What the task requires
Reproduce the records below in their entirety, character for character.

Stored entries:
☆ ☆ ☆ ☆ ☆
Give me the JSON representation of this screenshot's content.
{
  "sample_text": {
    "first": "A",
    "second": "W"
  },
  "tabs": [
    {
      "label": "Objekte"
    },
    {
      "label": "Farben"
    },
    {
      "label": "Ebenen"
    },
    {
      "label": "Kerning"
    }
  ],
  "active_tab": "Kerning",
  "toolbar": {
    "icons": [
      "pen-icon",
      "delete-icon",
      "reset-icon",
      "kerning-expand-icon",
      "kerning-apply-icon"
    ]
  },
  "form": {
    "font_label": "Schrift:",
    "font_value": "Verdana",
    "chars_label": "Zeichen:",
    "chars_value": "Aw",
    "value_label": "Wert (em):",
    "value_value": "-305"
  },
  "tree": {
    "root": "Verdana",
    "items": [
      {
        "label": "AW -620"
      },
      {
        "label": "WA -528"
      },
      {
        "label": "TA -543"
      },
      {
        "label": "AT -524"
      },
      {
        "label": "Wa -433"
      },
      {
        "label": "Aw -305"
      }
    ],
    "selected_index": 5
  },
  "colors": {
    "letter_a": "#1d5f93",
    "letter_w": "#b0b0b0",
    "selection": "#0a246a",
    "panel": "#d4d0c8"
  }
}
☆ ☆ ☆ ☆ ☆
Solution
Give me the JSON representation of this screenshot's content.
{
  "sample_text": {
    "first": "A",
    "second": "W"
  },
  "tabs": [
    {
      "label": "Objekte"
    },
    {
      "label": "Farben"
    },
    {
      "label": "Ebenen"
    },
    {
      "label": "Kerning"
    }
  ],
  "active_tab": "Kerning",
  "toolbar": {
    "icons": [
      "pen-icon",
      "delete-icon",
      "reset-icon",
      "kerning-expand-icon",
      "kerning-apply-icon"
    ]
  },
  "form": {
    "font_label": "Schrift:",
    "font_value": "Verdana",
    "chars_label": "Zeichen:",
    "chars_value": "Aw",
    "value_label": "Wert (em):",
    "value_value": "-305"
  },
  "tree": {
    "root": "Verdana",
    "items": [
      {
        "label": "AW -620"
      },
      {
        "label": "WA -528"
      },
      {
        "label": "TA -543"
      },
      {
        "label": "AT -524"
      },
      {
        "label": "Wa -433"
      },
      {
        "label": "Aw -305"
      }
    ],
    "selected_index": 5
  },
  "colors": {
    "letter_a": "#1d5f93",
    "letter_w": "#b0b0b0",
    "selection": "#0a246a",
    "panel": "#d4d0c8"
  }
}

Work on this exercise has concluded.